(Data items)

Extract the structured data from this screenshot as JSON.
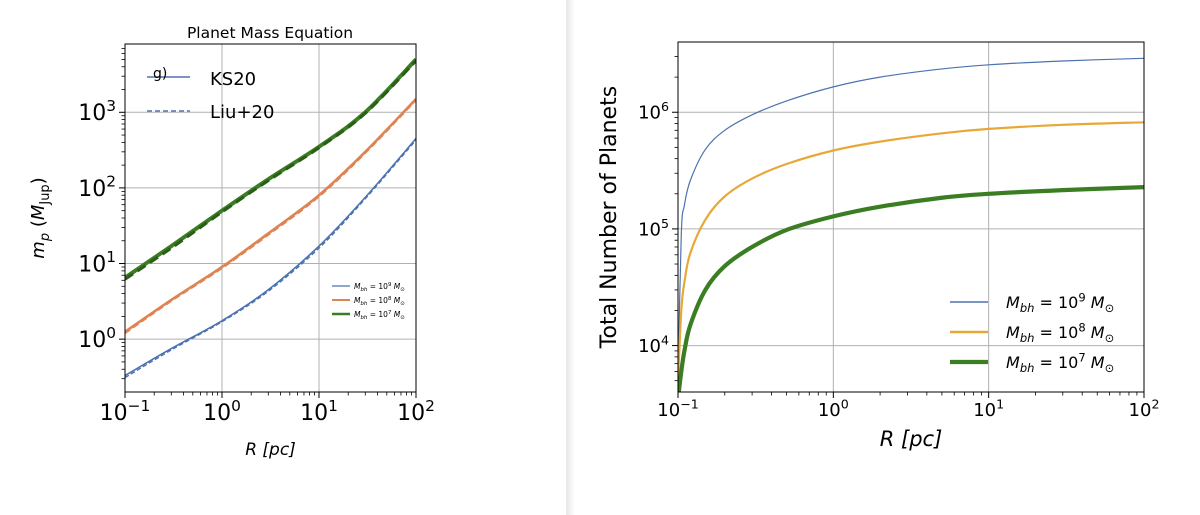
{
  "chart_data": [
    {
      "type": "line",
      "title": "Planet Mass Equation",
      "panel_label": "g)",
      "xlabel": "R [pc]",
      "ylabel": "m_p (M_Jup)",
      "xscale": "log",
      "yscale": "log",
      "xlim": [
        0.1,
        100
      ],
      "ylim": [
        0.2,
        8000
      ],
      "xticks": [
        0.1,
        1,
        10,
        100
      ],
      "xtick_labels": [
        {
          "base": "10",
          "exp": "−1"
        },
        {
          "base": "10",
          "exp": "0"
        },
        {
          "base": "10",
          "exp": "1"
        },
        {
          "base": "10",
          "exp": "2"
        }
      ],
      "yticks": [
        1,
        10,
        100,
        1000
      ],
      "ytick_labels": [
        {
          "base": "10",
          "exp": "0"
        },
        {
          "base": "10",
          "exp": "1"
        },
        {
          "base": "10",
          "exp": "2"
        },
        {
          "base": "10",
          "exp": "3"
        }
      ],
      "grid": true,
      "style_legend": {
        "placement": "top-left",
        "entries": [
          {
            "label": "KS20",
            "linestyle": "solid",
            "color": "#4c72b0"
          },
          {
            "label": "Liu+20",
            "linestyle": "dashed",
            "color": "#4c72b0"
          }
        ]
      },
      "legend": {
        "placement": "lower-right",
        "entries": [
          {
            "label_base": "M",
            "label_sub": "bh",
            "label_exp": "9",
            "color": "#4c72b0"
          },
          {
            "label_base": "M",
            "label_sub": "bh",
            "label_exp": "8",
            "color": "#dd8452"
          },
          {
            "label_base": "M",
            "label_sub": "bh",
            "label_exp": "7",
            "color": "#3a7d22"
          }
        ]
      },
      "x": [
        0.1,
        0.3,
        1,
        3,
        10,
        30,
        100
      ],
      "series": [
        {
          "name": "KS20 M_bh = 10^9 M_sun",
          "color": "#4c72b0",
          "linestyle": "solid",
          "width": 1.6,
          "values": [
            0.33,
            0.75,
            1.75,
            4.5,
            17,
            75,
            450
          ]
        },
        {
          "name": "Liu+20 M_bh = 10^9 M_sun",
          "color": "#4c72b0",
          "linestyle": "dashed",
          "width": 1.4,
          "values": [
            0.31,
            0.72,
            1.7,
            4.3,
            16,
            72,
            430
          ]
        },
        {
          "name": "KS20 M_bh = 10^8 M_sun",
          "color": "#dd8452",
          "linestyle": "solid",
          "width": 2.6,
          "values": [
            1.25,
            3.3,
            9,
            25,
            80,
            300,
            1500
          ]
        },
        {
          "name": "Liu+20 M_bh = 10^8 M_sun",
          "color": "#dd8452",
          "linestyle": "dashed",
          "width": 2,
          "values": [
            1.2,
            3.2,
            8.7,
            24,
            77,
            290,
            1450
          ]
        },
        {
          "name": "KS20 M_bh = 10^7 M_sun",
          "color": "#3a7d22",
          "linestyle": "solid",
          "width": 4,
          "values": [
            6.5,
            17,
            50,
            130,
            350,
            1000,
            5000
          ]
        },
        {
          "name": "Liu+20 M_bh = 10^7 M_sun",
          "color": "#2a5e18",
          "linestyle": "dashed",
          "width": 3,
          "values": [
            6.2,
            16,
            48,
            125,
            340,
            970,
            4800
          ]
        }
      ]
    },
    {
      "type": "line",
      "xlabel": "R [pc]",
      "ylabel": "Total Number of Planets",
      "xscale": "log",
      "yscale": "log",
      "xlim": [
        0.1,
        100
      ],
      "ylim": [
        4000,
        4000000
      ],
      "xticks": [
        0.1,
        1,
        10,
        100
      ],
      "xtick_labels": [
        {
          "base": "10",
          "exp": "−1"
        },
        {
          "base": "10",
          "exp": "0"
        },
        {
          "base": "10",
          "exp": "1"
        },
        {
          "base": "10",
          "exp": "2"
        }
      ],
      "yticks": [
        10000,
        100000,
        1000000
      ],
      "ytick_labels": [
        {
          "base": "10",
          "exp": "4"
        },
        {
          "base": "10",
          "exp": "5"
        },
        {
          "base": "10",
          "exp": "6"
        }
      ],
      "grid": true,
      "legend": {
        "placement": "lower-right",
        "entries": [
          {
            "label_base": "M",
            "label_sub": "bh",
            "label_exp": "9",
            "color": "#4c72b0"
          },
          {
            "label_base": "M",
            "label_sub": "bh",
            "label_exp": "8",
            "color": "#e8a838"
          },
          {
            "label_base": "M",
            "label_sub": "bh",
            "label_exp": "7",
            "color": "#3a7d22"
          }
        ]
      },
      "x": [
        0.1,
        0.105,
        0.11,
        0.12,
        0.15,
        0.2,
        0.3,
        0.5,
        1,
        2,
        5,
        10,
        30,
        100
      ],
      "series": [
        {
          "name": "M_bh = 10^9 M_sun",
          "color": "#4c72b0",
          "width": 1.2,
          "values": [
            5000,
            90000,
            160000,
            260000,
            480000,
            700000,
            950000,
            1250000,
            1650000,
            2000000,
            2350000,
            2550000,
            2750000,
            2900000
          ]
        },
        {
          "name": "M_bh = 10^8 M_sun",
          "color": "#e8a838",
          "width": 2.2,
          "values": [
            5000,
            20000,
            35000,
            62000,
            120000,
            190000,
            270000,
            360000,
            470000,
            560000,
            660000,
            720000,
            780000,
            820000
          ]
        },
        {
          "name": "M_bh = 10^7 M_sun",
          "color": "#3a7d22",
          "width": 4.2,
          "values": [
            3500,
            6000,
            9000,
            15000,
            30000,
            48000,
            70000,
            98000,
            128000,
            155000,
            185000,
            200000,
            215000,
            228000
          ]
        }
      ]
    }
  ]
}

## Stated problem:
A faithful copy of the records above is needed, with the pictures left out.

## Solution to the problem:
Extract the structured data from this screenshot as JSON.
{
  "chart_data": [
    {
      "type": "line",
      "title": "Planet Mass Equation",
      "panel_label": "g)",
      "xlabel": "R [pc]",
      "ylabel": "m_p (M_Jup)",
      "xscale": "log",
      "yscale": "log",
      "xlim": [
        0.1,
        100
      ],
      "ylim": [
        0.2,
        8000
      ],
      "xticks": [
        0.1,
        1,
        10,
        100
      ],
      "xtick_labels": [
        {
          "base": "10",
          "exp": "−1"
        },
        {
          "base": "10",
          "exp": "0"
        },
        {
          "base": "10",
          "exp": "1"
        },
        {
          "base": "10",
          "exp": "2"
        }
      ],
      "yticks": [
        1,
        10,
        100,
        1000
      ],
      "ytick_labels": [
        {
          "base": "10",
          "exp": "0"
        },
        {
          "base": "10",
          "exp": "1"
        },
        {
          "base": "10",
          "exp": "2"
        },
        {
          "base": "10",
          "exp": "3"
        }
      ],
      "grid": true,
      "style_legend": {
        "placement": "top-left",
        "entries": [
          {
            "label": "KS20",
            "linestyle": "solid",
            "color": "#4c72b0"
          },
          {
            "label": "Liu+20",
            "linestyle": "dashed",
            "color": "#4c72b0"
          }
        ]
      },
      "legend": {
        "placement": "lower-right",
        "entries": [
          {
            "label_base": "M",
            "label_sub": "bh",
            "label_exp": "9",
            "color": "#4c72b0"
          },
          {
            "label_base": "M",
            "label_sub": "bh",
            "label_exp": "8",
            "color": "#dd8452"
          },
          {
            "label_base": "M",
            "label_sub": "bh",
            "label_exp": "7",
            "color": "#3a7d22"
          }
        ]
      },
      "x": [
        0.1,
        0.3,
        1,
        3,
        10,
        30,
        100
      ],
      "series": [
        {
          "name": "KS20 M_bh = 10^9 M_sun",
          "color": "#4c72b0",
          "linestyle": "solid",
          "width": 1.6,
          "values": [
            0.33,
            0.75,
            1.75,
            4.5,
            17,
            75,
            450
          ]
        },
        {
          "name": "Liu+20 M_bh = 10^9 M_sun",
          "color": "#4c72b0",
          "linestyle": "dashed",
          "width": 1.4,
          "values": [
            0.31,
            0.72,
            1.7,
            4.3,
            16,
            72,
            430
          ]
        },
        {
          "name": "KS20 M_bh = 10^8 M_sun",
          "color": "#dd8452",
          "linestyle": "solid",
          "width": 2.6,
          "values": [
            1.25,
            3.3,
            9,
            25,
            80,
            300,
            1500
          ]
        },
        {
          "name": "Liu+20 M_bh = 10^8 M_sun",
          "color": "#dd8452",
          "linestyle": "dashed",
          "width": 2,
          "values": [
            1.2,
            3.2,
            8.7,
            24,
            77,
            290,
            1450
          ]
        },
        {
          "name": "KS20 M_bh = 10^7 M_sun",
          "color": "#3a7d22",
          "linestyle": "solid",
          "width": 4,
          "values": [
            6.5,
            17,
            50,
            130,
            350,
            1000,
            5000
          ]
        },
        {
          "name": "Liu+20 M_bh = 10^7 M_sun",
          "color": "#2a5e18",
          "linestyle": "dashed",
          "width": 3,
          "values": [
            6.2,
            16,
            48,
            125,
            340,
            970,
            4800
          ]
        }
      ]
    },
    {
      "type": "line",
      "xlabel": "R [pc]",
      "ylabel": "Total Number of Planets",
      "xscale": "log",
      "yscale": "log",
      "xlim": [
        0.1,
        100
      ],
      "ylim": [
        4000,
        4000000
      ],
      "xticks": [
        0.1,
        1,
        10,
        100
      ],
      "xtick_labels": [
        {
          "base": "10",
          "exp": "−1"
        },
        {
          "base": "10",
          "exp": "0"
        },
        {
          "base": "10",
          "exp": "1"
        },
        {
          "base": "10",
          "exp": "2"
        }
      ],
      "yticks": [
        10000,
        100000,
        1000000
      ],
      "ytick_labels": [
        {
          "base": "10",
          "exp": "4"
        },
        {
          "base": "10",
          "exp": "5"
        },
        {
          "base": "10",
          "exp": "6"
        }
      ],
      "grid": true,
      "legend": {
        "placement": "lower-right",
        "entries": [
          {
            "label_base": "M",
            "label_sub": "bh",
            "label_exp": "9",
            "color": "#4c72b0"
          },
          {
            "label_base": "M",
            "label_sub": "bh",
            "label_exp": "8",
            "color": "#e8a838"
          },
          {
            "label_base": "M",
            "label_sub": "bh",
            "label_exp": "7",
            "color": "#3a7d22"
          }
        ]
      },
      "x": [
        0.1,
        0.105,
        0.11,
        0.12,
        0.15,
        0.2,
        0.3,
        0.5,
        1,
        2,
        5,
        10,
        30,
        100
      ],
      "series": [
        {
          "name": "M_bh = 10^9 M_sun",
          "color": "#4c72b0",
          "width": 1.2,
          "values": [
            5000,
            90000,
            160000,
            260000,
            480000,
            700000,
            950000,
            1250000,
            1650000,
            2000000,
            2350000,
            2550000,
            2750000,
            2900000
          ]
        },
        {
          "name": "M_bh = 10^8 M_sun",
          "color": "#e8a838",
          "width": 2.2,
          "values": [
            5000,
            20000,
            35000,
            62000,
            120000,
            190000,
            270000,
            360000,
            470000,
            560000,
            660000,
            720000,
            780000,
            820000
          ]
        },
        {
          "name": "M_bh = 10^7 M_sun",
          "color": "#3a7d22",
          "width": 4.2,
          "values": [
            3500,
            6000,
            9000,
            15000,
            30000,
            48000,
            70000,
            98000,
            128000,
            155000,
            185000,
            200000,
            215000,
            228000
          ]
        }
      ]
    }
  ]
}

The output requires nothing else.